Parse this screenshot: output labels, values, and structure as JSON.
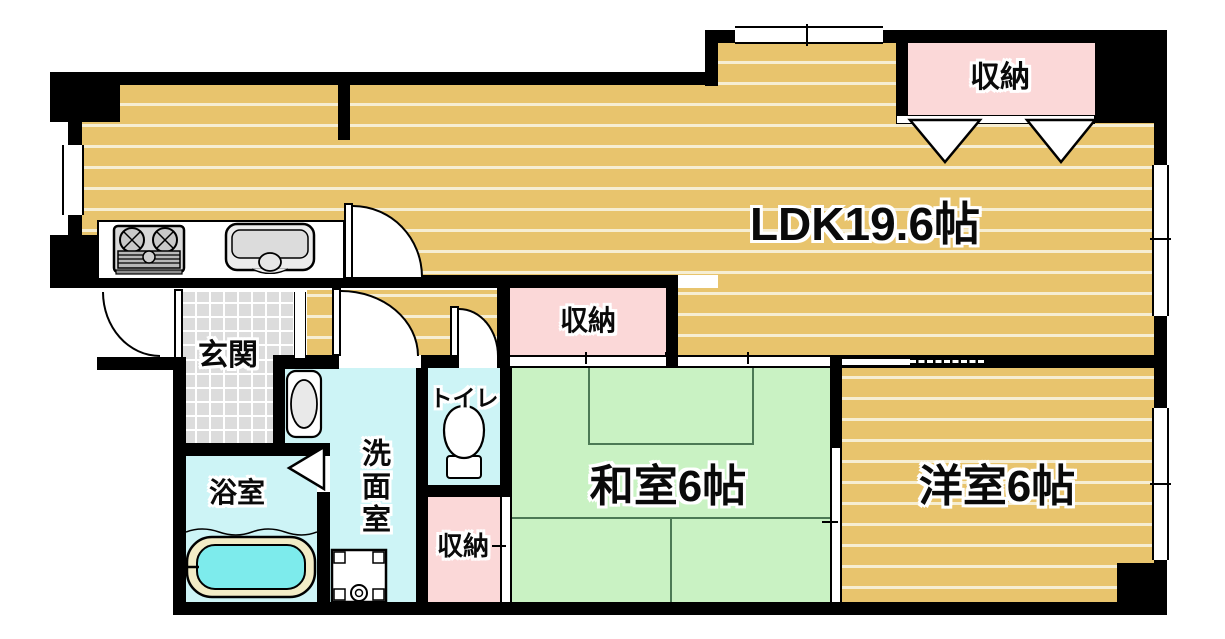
{
  "plan": {
    "ldk": "LDK19.6帖",
    "washitsu": "和室6帖",
    "yoshitsu": "洋室6帖",
    "genkan": "玄関",
    "bath": "浴室",
    "washroom": "洗面室",
    "toilet": "トイレ",
    "storage_top": "収納",
    "storage_mid": "収納",
    "storage_bottom": "収納"
  },
  "colors": {
    "wall": "#000000",
    "wood_floor": "#e8c46d",
    "wood_stripe": "#f6eed3",
    "tatami_green": "#c9f2c3",
    "storage_pink": "#fbd8d8",
    "wet_area_cyan": "#cdf4f6",
    "tile_gray": "#dcdcdc",
    "bath_water": "#7debec"
  }
}
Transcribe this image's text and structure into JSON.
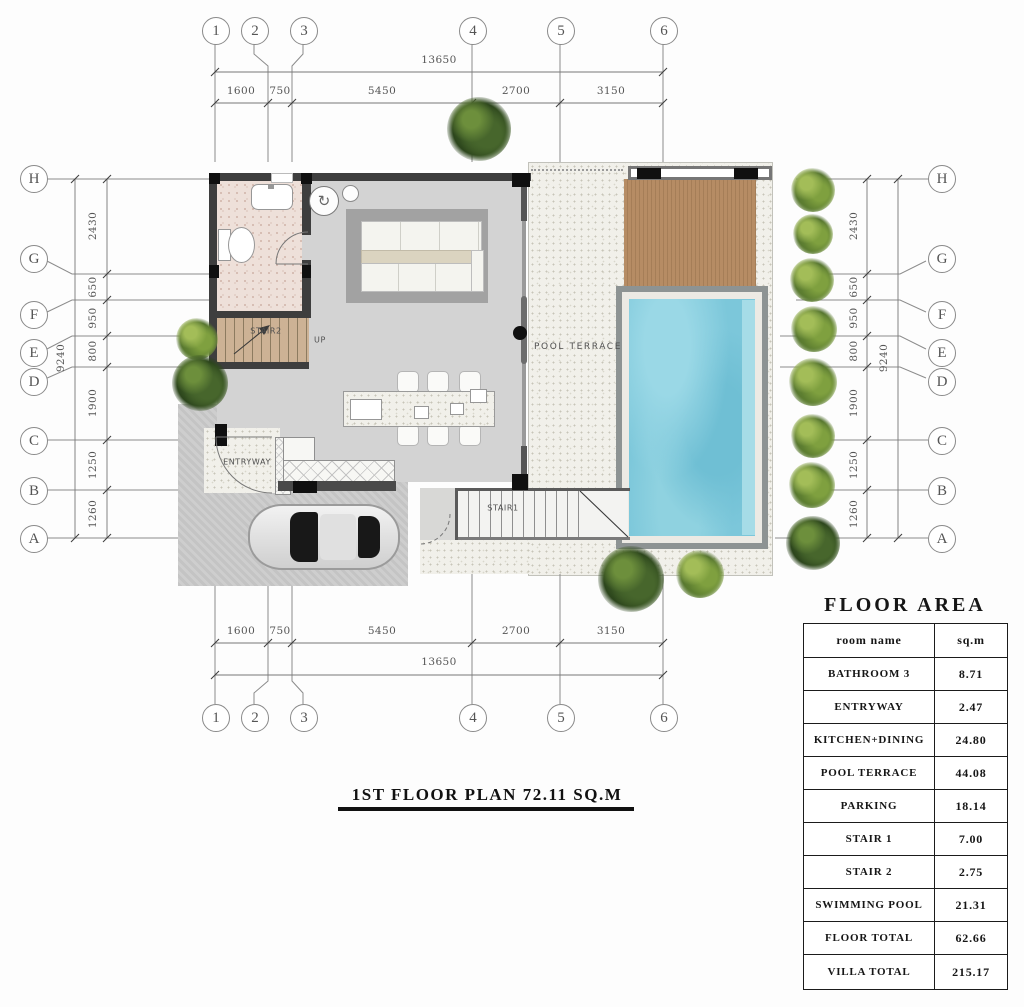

□ □ □ □ □

> _GOAL_
Reproduce every line of the material precisely, omitting its pictures.

> _EXERCISE ANSWER_
Parse this screenshot: output labels, values, and structure as JSON.
{
  "plan": {
    "ldk": "LDK19.6帖",
    "washitsu": "和室6帖",
    "yoshitsu": "洋室6帖",
    "genkan": "玄関",
    "bath": "浴室",
    "washroom": "洗面室",
    "toilet": "トイレ",
    "storage_top": "収納",
    "storage_mid": "収納",
    "storage_bottom": "収納"
  },
  "colors": {
    "wall": "#000000",
    "wood_floor": "#e8c46d",
    "wood_stripe": "#f6eed3",
    "tatami_green": "#c9f2c3",
    "storage_pink": "#fbd8d8",
    "wet_area_cyan": "#cdf4f6",
    "tile_gray": "#dcdcdc",
    "bath_water": "#7debec"
  }
}
Transcribe this image's text and structure into JSON.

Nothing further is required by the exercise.